Data listing
>> start

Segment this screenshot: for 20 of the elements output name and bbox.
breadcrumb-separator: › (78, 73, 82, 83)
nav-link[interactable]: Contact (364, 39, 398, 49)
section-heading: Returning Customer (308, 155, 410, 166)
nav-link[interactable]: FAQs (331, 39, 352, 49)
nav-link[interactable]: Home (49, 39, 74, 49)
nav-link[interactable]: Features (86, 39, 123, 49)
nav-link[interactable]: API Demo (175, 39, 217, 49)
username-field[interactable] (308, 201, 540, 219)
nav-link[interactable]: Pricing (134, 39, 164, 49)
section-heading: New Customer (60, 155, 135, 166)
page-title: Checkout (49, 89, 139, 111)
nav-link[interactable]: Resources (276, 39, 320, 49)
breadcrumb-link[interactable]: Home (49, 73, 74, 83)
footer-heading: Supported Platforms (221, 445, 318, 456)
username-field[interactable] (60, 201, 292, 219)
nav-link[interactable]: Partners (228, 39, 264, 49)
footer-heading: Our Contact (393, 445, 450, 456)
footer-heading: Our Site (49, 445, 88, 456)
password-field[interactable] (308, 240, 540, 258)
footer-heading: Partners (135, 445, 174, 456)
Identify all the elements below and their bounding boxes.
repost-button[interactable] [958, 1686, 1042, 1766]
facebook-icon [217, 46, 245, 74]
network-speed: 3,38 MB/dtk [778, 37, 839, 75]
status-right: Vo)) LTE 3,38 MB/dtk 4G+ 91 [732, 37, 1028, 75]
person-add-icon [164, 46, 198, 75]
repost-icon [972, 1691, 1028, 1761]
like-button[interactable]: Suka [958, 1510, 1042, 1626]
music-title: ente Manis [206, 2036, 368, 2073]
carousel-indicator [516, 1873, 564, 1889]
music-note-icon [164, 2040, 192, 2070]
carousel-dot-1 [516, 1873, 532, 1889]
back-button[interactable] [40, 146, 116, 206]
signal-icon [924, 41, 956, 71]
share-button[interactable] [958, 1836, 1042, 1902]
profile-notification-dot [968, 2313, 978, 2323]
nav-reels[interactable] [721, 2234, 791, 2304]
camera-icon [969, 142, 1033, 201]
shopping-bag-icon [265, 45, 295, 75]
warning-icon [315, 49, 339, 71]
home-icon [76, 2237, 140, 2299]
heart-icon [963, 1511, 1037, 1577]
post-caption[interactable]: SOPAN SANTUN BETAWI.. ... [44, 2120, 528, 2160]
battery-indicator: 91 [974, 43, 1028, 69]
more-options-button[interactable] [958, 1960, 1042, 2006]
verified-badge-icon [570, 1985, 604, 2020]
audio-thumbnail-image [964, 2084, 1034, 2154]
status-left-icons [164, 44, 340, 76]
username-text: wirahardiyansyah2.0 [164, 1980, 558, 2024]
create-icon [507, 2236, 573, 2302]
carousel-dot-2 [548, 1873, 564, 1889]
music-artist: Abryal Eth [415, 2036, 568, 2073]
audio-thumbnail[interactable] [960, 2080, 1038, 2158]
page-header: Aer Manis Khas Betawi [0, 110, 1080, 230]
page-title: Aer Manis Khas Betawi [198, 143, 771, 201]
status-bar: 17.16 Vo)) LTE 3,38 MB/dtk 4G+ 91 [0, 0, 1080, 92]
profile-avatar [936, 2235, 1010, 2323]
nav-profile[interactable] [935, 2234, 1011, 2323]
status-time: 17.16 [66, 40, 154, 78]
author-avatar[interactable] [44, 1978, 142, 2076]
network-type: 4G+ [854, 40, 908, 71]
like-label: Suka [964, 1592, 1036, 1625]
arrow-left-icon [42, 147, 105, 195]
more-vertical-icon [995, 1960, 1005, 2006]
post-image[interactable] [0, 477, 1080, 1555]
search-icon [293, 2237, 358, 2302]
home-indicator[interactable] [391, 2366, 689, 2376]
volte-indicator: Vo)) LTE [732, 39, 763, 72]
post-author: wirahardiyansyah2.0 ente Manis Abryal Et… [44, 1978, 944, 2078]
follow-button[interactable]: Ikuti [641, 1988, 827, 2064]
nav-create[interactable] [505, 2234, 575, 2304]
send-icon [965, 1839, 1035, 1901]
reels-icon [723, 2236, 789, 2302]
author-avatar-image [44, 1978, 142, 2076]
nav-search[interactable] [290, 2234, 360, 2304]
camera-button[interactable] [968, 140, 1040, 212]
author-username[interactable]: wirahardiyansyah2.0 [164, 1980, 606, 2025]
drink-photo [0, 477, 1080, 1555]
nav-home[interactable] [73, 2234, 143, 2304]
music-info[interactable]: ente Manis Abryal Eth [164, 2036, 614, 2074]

>> end

§ **Stated goal**
Find every line in the data above that contains the string "breadcrumb", and copy each one.

§ **Answer for the task**
breadcrumb-separator: › (78, 73, 82, 83)
breadcrumb-link[interactable]: Home (49, 73, 74, 83)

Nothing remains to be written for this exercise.